• **RECORD EXCERPTS**
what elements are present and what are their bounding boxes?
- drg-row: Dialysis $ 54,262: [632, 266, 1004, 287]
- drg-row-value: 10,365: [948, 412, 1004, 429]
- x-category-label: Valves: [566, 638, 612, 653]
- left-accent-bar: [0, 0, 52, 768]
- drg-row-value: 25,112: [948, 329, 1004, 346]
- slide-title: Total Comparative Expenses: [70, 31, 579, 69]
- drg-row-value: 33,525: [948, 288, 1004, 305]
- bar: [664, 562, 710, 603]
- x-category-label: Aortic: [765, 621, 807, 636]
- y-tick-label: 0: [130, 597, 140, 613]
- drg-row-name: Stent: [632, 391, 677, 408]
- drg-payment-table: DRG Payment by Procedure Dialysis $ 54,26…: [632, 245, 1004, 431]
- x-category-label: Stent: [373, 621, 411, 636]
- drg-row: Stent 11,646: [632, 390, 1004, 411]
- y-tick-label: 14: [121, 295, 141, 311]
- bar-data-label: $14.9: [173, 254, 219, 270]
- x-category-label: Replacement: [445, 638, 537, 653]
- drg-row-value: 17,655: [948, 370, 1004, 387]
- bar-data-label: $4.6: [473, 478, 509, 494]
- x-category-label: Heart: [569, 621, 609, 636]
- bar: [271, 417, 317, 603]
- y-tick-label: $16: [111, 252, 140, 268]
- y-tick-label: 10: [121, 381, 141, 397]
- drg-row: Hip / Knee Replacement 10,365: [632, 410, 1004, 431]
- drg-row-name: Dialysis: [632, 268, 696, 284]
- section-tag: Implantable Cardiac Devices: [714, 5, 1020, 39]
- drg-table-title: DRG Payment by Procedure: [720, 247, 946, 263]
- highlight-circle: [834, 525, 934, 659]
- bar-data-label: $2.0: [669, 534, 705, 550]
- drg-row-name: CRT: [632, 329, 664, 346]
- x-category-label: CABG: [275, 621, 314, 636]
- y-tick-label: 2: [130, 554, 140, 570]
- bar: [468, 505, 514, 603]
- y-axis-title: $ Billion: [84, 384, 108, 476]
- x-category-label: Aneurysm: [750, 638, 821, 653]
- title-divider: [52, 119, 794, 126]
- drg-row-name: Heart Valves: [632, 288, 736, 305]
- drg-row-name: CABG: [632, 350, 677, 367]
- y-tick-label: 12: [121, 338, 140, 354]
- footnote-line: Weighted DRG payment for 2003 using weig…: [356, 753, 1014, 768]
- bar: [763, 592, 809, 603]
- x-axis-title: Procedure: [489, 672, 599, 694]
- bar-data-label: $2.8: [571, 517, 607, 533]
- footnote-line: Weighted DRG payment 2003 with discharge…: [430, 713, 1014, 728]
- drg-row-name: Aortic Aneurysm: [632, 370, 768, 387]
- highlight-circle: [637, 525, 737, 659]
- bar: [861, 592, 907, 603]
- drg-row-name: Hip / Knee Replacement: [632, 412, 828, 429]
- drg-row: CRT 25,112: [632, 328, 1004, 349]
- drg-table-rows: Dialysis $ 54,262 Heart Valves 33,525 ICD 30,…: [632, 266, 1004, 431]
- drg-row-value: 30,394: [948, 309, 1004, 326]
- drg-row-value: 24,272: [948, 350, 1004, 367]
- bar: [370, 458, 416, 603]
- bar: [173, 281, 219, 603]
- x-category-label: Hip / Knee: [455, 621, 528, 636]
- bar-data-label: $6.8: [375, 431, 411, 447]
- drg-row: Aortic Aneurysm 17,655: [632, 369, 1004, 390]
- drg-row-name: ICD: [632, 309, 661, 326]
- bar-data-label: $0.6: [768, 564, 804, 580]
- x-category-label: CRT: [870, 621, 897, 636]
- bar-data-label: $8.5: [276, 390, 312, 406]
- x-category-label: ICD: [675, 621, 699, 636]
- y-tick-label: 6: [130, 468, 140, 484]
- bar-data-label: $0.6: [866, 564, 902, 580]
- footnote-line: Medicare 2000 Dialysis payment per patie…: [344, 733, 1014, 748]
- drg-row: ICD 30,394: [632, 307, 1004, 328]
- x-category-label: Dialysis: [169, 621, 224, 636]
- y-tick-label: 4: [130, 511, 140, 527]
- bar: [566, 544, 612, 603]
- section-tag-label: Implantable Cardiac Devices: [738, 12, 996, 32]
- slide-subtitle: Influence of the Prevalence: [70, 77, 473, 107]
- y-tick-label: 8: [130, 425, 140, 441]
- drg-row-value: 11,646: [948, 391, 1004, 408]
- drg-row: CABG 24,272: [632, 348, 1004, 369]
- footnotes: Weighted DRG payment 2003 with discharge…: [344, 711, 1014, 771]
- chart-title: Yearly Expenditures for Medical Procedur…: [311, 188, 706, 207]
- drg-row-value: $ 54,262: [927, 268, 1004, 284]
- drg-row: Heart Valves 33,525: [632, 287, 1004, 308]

• **EXERCISE REQUIREMENTS**
Repeat all the records above exactly, line for line.

• **TASK SOLUTION**
what elements are present and what are their bounding boxes?
- drg-row: Dialysis $ 54,262: [632, 266, 1004, 287]
- drg-row-value: 10,365: [948, 412, 1004, 429]
- x-category-label: Valves: [566, 638, 612, 653]
- left-accent-bar: [0, 0, 52, 768]
- drg-row-value: 25,112: [948, 329, 1004, 346]
- slide-title: Total Comparative Expenses: [70, 31, 579, 69]
- drg-row-value: 33,525: [948, 288, 1004, 305]
- bar: [664, 562, 710, 603]
- x-category-label: Aortic: [765, 621, 807, 636]
- y-tick-label: 0: [130, 597, 140, 613]
- drg-row-name: Stent: [632, 391, 677, 408]
- drg-payment-table: DRG Payment by Procedure Dialysis $ 54,26…: [632, 245, 1004, 431]
- x-category-label: Stent: [373, 621, 411, 636]
- drg-row: Stent 11,646: [632, 390, 1004, 411]
- y-tick-label: 14: [121, 295, 141, 311]
- bar-data-label: $14.9: [173, 254, 219, 270]
- x-category-label: Replacement: [445, 638, 537, 653]
- drg-row-value: 17,655: [948, 370, 1004, 387]
- bar-data-label: $4.6: [473, 478, 509, 494]
- x-category-label: Heart: [569, 621, 609, 636]
- bar: [271, 417, 317, 603]
- y-tick-label: $16: [111, 252, 140, 268]
- y-tick-label: 10: [121, 381, 141, 397]
- drg-row: Hip / Knee Replacement 10,365: [632, 410, 1004, 431]
- drg-row-name: Dialysis: [632, 268, 696, 284]
- section-tag: Implantable Cardiac Devices: [714, 5, 1020, 39]
- drg-table-title: DRG Payment by Procedure: [720, 247, 946, 263]
- highlight-circle: [834, 525, 934, 659]
- bar-data-label: $2.0: [669, 534, 705, 550]
- drg-row-name: CRT: [632, 329, 664, 346]
- x-category-label: CABG: [275, 621, 314, 636]
- y-tick-label: 2: [130, 554, 140, 570]
- bar: [468, 505, 514, 603]
- y-axis-title: $ Billion: [84, 384, 108, 476]
- x-category-label: Aneurysm: [750, 638, 821, 653]
- title-divider: [52, 119, 794, 126]
- drg-row-name: Heart Valves: [632, 288, 736, 305]
- drg-row-name: CABG: [632, 350, 677, 367]
- y-tick-label: 12: [121, 338, 140, 354]
- footnote-line: Weighted DRG payment for 2003 using weig…: [356, 753, 1014, 768]
- bar: [763, 592, 809, 603]
- x-axis-title: Procedure: [489, 672, 599, 694]
- bar-data-label: $2.8: [571, 517, 607, 533]
- footnote-line: Weighted DRG payment 2003 with discharge…: [430, 713, 1014, 728]
- drg-row-name: Aortic Aneurysm: [632, 370, 768, 387]
- highlight-circle: [637, 525, 737, 659]
- bar: [861, 592, 907, 603]
- drg-row-name: Hip / Knee Replacement: [632, 412, 828, 429]
- drg-row: CRT 25,112: [632, 328, 1004, 349]
- drg-table-rows: Dialysis $ 54,262 Heart Valves 33,525 ICD 30,…: [632, 266, 1004, 431]
- drg-row-value: 30,394: [948, 309, 1004, 326]
- drg-row-value: 24,272: [948, 350, 1004, 367]
- bar: [370, 458, 416, 603]
- bar: [173, 281, 219, 603]
- x-category-label: Hip / Knee: [455, 621, 528, 636]
- bar-data-label: $6.8: [375, 431, 411, 447]
- drg-row: Aortic Aneurysm 17,655: [632, 369, 1004, 390]
- drg-row-name: ICD: [632, 309, 661, 326]
- bar-data-label: $0.6: [768, 564, 804, 580]
- x-category-label: CRT: [870, 621, 897, 636]
- bar-data-label: $8.5: [276, 390, 312, 406]
- x-category-label: ICD: [675, 621, 699, 636]
- y-tick-label: 6: [130, 468, 140, 484]
- bar-data-label: $0.6: [866, 564, 902, 580]
- footnote-line: Medicare 2000 Dialysis payment per patie…: [344, 733, 1014, 748]
- drg-row: ICD 30,394: [632, 307, 1004, 328]
- x-category-label: Dialysis: [169, 621, 224, 636]
- y-tick-label: 4: [130, 511, 140, 527]
- bar: [566, 544, 612, 603]
- section-tag-label: Implantable Cardiac Devices: [738, 12, 996, 32]
- slide-subtitle: Influence of the Prevalence: [70, 77, 473, 107]
- y-tick-label: 8: [130, 425, 140, 441]
- drg-row-value: 11,646: [948, 391, 1004, 408]
- drg-row: CABG 24,272: [632, 348, 1004, 369]
- footnotes: Weighted DRG payment 2003 with discharge…: [344, 711, 1014, 771]
- chart-title: Yearly Expenditures for Medical Procedur…: [311, 188, 706, 207]
- drg-row-value: $ 54,262: [927, 268, 1004, 284]
- drg-row: Heart Valves 33,525: [632, 287, 1004, 308]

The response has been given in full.